Dataset records on visual material:
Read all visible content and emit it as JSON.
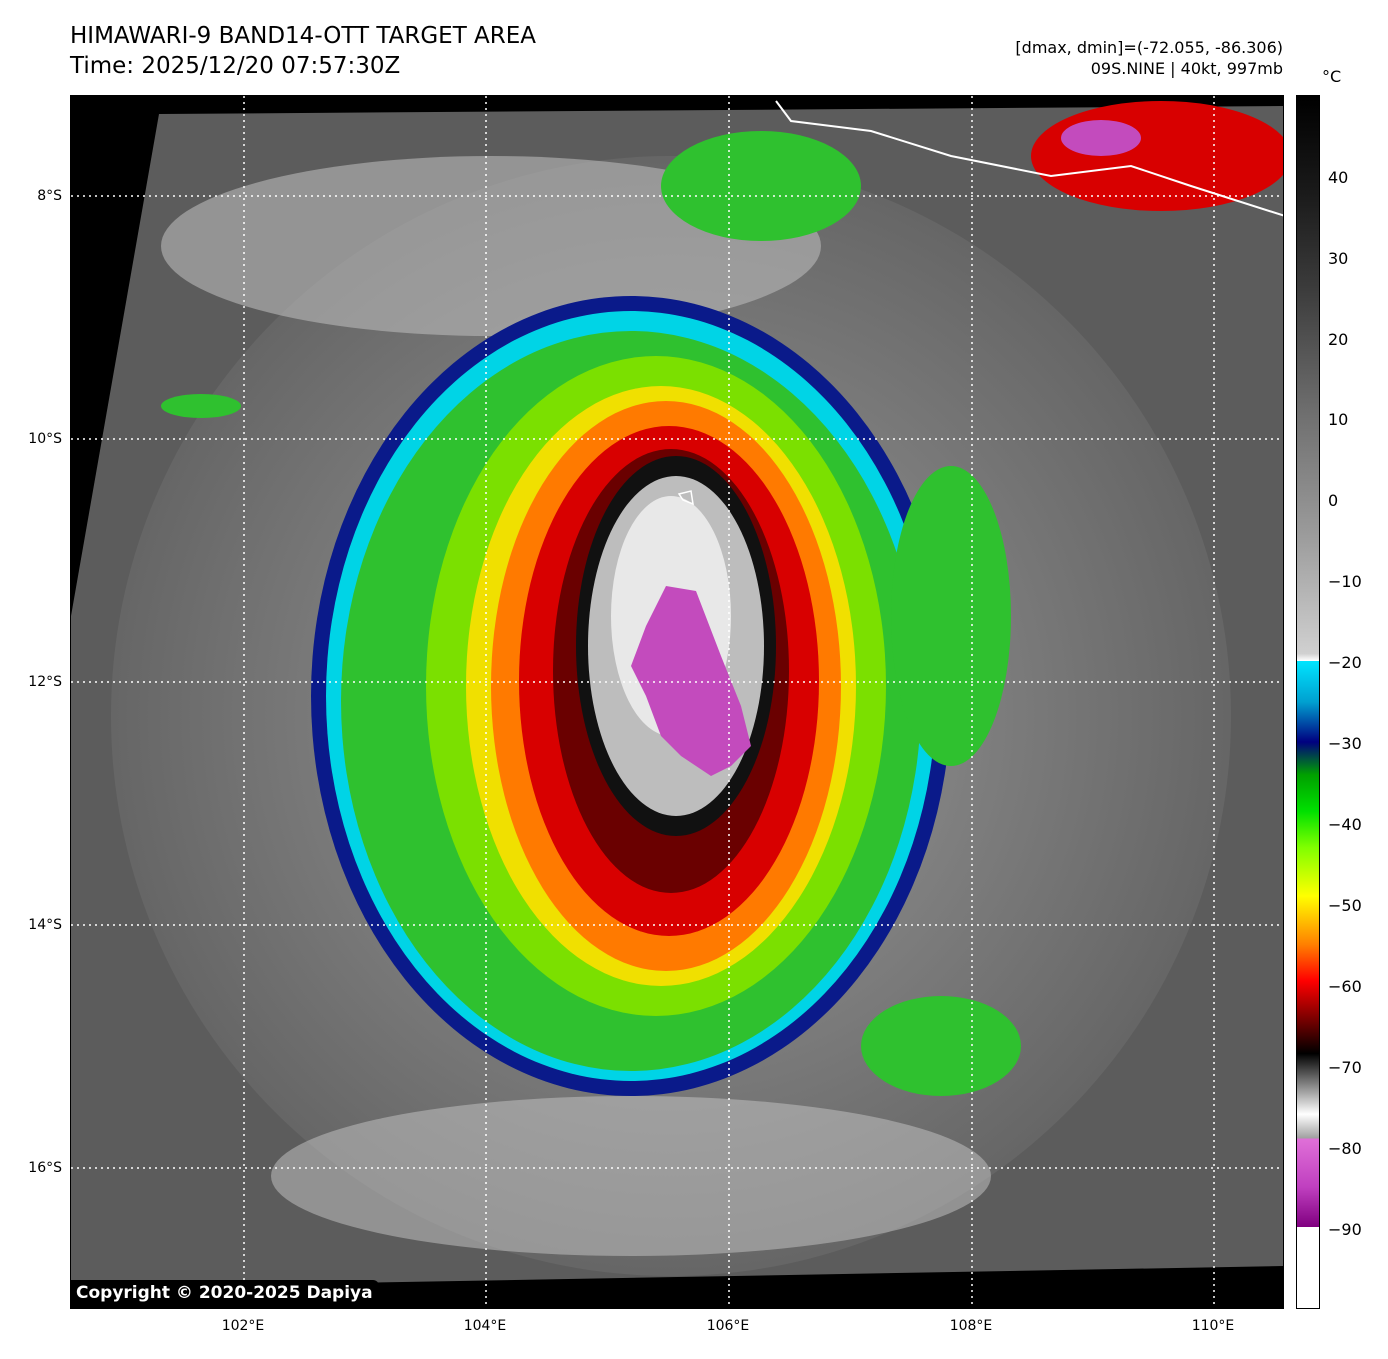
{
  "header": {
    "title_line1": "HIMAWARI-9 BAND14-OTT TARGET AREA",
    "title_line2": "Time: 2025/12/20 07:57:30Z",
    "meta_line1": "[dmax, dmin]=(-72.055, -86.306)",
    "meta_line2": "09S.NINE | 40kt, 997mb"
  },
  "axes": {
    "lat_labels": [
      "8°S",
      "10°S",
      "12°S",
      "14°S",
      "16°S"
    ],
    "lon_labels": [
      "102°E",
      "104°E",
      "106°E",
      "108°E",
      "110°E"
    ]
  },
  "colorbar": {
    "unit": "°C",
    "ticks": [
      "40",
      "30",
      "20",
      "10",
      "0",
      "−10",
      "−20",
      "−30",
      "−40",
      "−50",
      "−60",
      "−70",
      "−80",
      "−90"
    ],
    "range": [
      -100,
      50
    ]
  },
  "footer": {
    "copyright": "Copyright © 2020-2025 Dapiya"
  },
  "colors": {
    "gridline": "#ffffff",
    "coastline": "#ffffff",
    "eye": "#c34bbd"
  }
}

= WORK REQUIRED =
Can the entries above be repeated exactly, without their pictures?

= SOLUTION TO THE EXERCISE =
Read all visible content and emit it as JSON.
{
  "header": {
    "title_line1": "HIMAWARI-9 BAND14-OTT TARGET AREA",
    "title_line2": "Time: 2025/12/20 07:57:30Z",
    "meta_line1": "[dmax, dmin]=(-72.055, -86.306)",
    "meta_line2": "09S.NINE | 40kt, 997mb"
  },
  "axes": {
    "lat_labels": [
      "8°S",
      "10°S",
      "12°S",
      "14°S",
      "16°S"
    ],
    "lon_labels": [
      "102°E",
      "104°E",
      "106°E",
      "108°E",
      "110°E"
    ]
  },
  "colorbar": {
    "unit": "°C",
    "ticks": [
      "40",
      "30",
      "20",
      "10",
      "0",
      "−10",
      "−20",
      "−30",
      "−40",
      "−50",
      "−60",
      "−70",
      "−80",
      "−90"
    ],
    "range": [
      -100,
      50
    ]
  },
  "footer": {
    "copyright": "Copyright © 2020-2025 Dapiya"
  },
  "colors": {
    "gridline": "#ffffff",
    "coastline": "#ffffff",
    "eye": "#c34bbd"
  }
}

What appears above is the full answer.